- **RECORD EXTRACTS**:
--------------------

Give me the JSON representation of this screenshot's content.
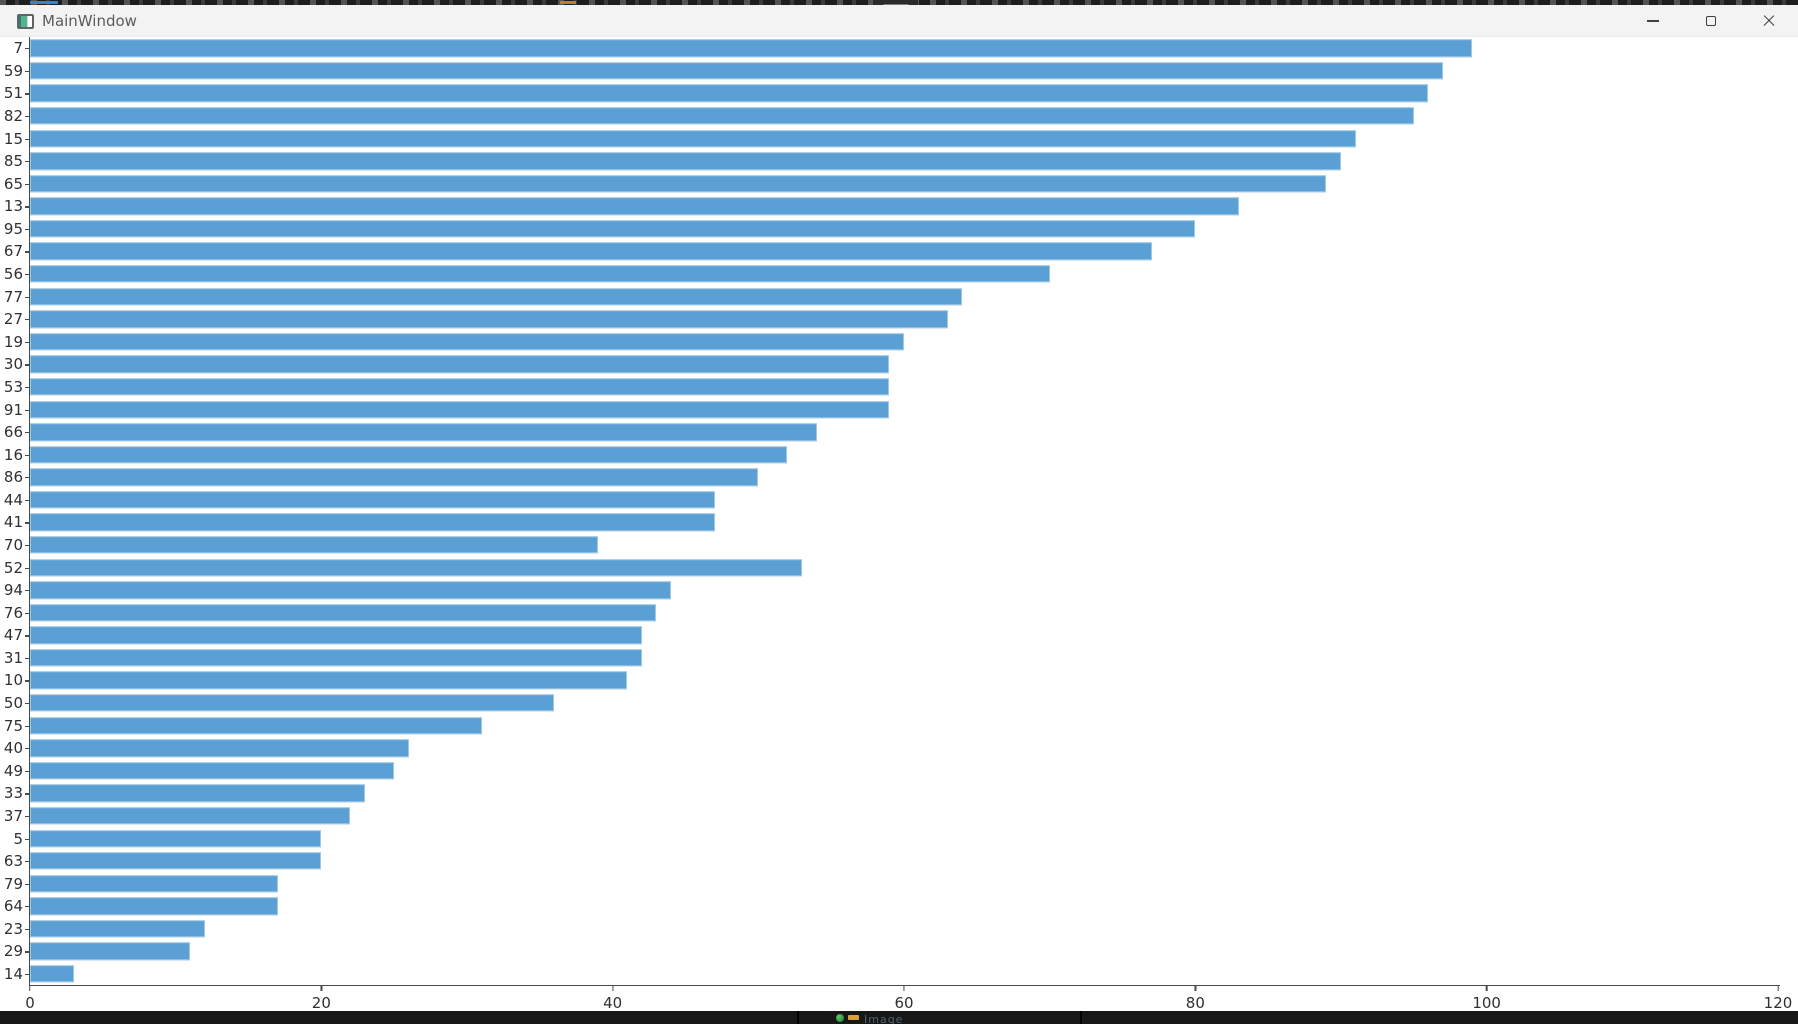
{
  "window": {
    "title": "MainWindow",
    "app_icon": "qt-window-icon",
    "controls": [
      "minimize",
      "maximize",
      "close"
    ]
  },
  "background_slivers": {
    "top": "edge of dark window behind",
    "connection_tab": "collapsed remote-session grip tab",
    "bottom_text_fragment": "Image"
  },
  "chart_data": {
    "type": "bar",
    "orientation": "horizontal",
    "title": "",
    "xlabel": "",
    "ylabel": "",
    "categories": [
      "7",
      "59",
      "51",
      "82",
      "15",
      "85",
      "65",
      "13",
      "95",
      "67",
      "56",
      "77",
      "27",
      "19",
      "30",
      "53",
      "91",
      "66",
      "16",
      "86",
      "44",
      "41",
      "70",
      "52",
      "94",
      "76",
      "47",
      "31",
      "10",
      "50",
      "75",
      "40",
      "49",
      "33",
      "37",
      "5",
      "63",
      "79",
      "64",
      "23",
      "29",
      "14"
    ],
    "values": [
      99,
      97,
      96,
      95,
      91,
      90,
      89,
      83,
      80,
      77,
      70,
      64,
      63,
      60,
      59,
      59,
      59,
      54,
      52,
      50,
      47,
      47,
      39,
      53,
      44,
      43,
      42,
      42,
      41,
      36,
      31,
      26,
      25,
      23,
      22,
      20,
      20,
      17,
      17,
      12,
      11,
      3
    ],
    "xlim": [
      0,
      120
    ],
    "xticks": [
      0,
      20,
      40,
      60,
      80,
      100,
      120
    ],
    "grid": false,
    "legend": null,
    "bar_color": "#5aa0d4",
    "axis_color": "#4a4a4a",
    "tick_label_color": "#303030"
  }
}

--------------------

Repeat the full listing above exactly, with no pictures in the copy.

Give me the JSON representation of this screenshot's content.
{
  "window": {
    "title": "MainWindow",
    "app_icon": "qt-window-icon",
    "controls": [
      "minimize",
      "maximize",
      "close"
    ]
  },
  "background_slivers": {
    "top": "edge of dark window behind",
    "connection_tab": "collapsed remote-session grip tab",
    "bottom_text_fragment": "Image"
  },
  "chart_data": {
    "type": "bar",
    "orientation": "horizontal",
    "title": "",
    "xlabel": "",
    "ylabel": "",
    "categories": [
      "7",
      "59",
      "51",
      "82",
      "15",
      "85",
      "65",
      "13",
      "95",
      "67",
      "56",
      "77",
      "27",
      "19",
      "30",
      "53",
      "91",
      "66",
      "16",
      "86",
      "44",
      "41",
      "70",
      "52",
      "94",
      "76",
      "47",
      "31",
      "10",
      "50",
      "75",
      "40",
      "49",
      "33",
      "37",
      "5",
      "63",
      "79",
      "64",
      "23",
      "29",
      "14"
    ],
    "values": [
      99,
      97,
      96,
      95,
      91,
      90,
      89,
      83,
      80,
      77,
      70,
      64,
      63,
      60,
      59,
      59,
      59,
      54,
      52,
      50,
      47,
      47,
      39,
      53,
      44,
      43,
      42,
      42,
      41,
      36,
      31,
      26,
      25,
      23,
      22,
      20,
      20,
      17,
      17,
      12,
      11,
      3
    ],
    "xlim": [
      0,
      120
    ],
    "xticks": [
      0,
      20,
      40,
      60,
      80,
      100,
      120
    ],
    "grid": false,
    "legend": null,
    "bar_color": "#5aa0d4",
    "axis_color": "#4a4a4a",
    "tick_label_color": "#303030"
  }
}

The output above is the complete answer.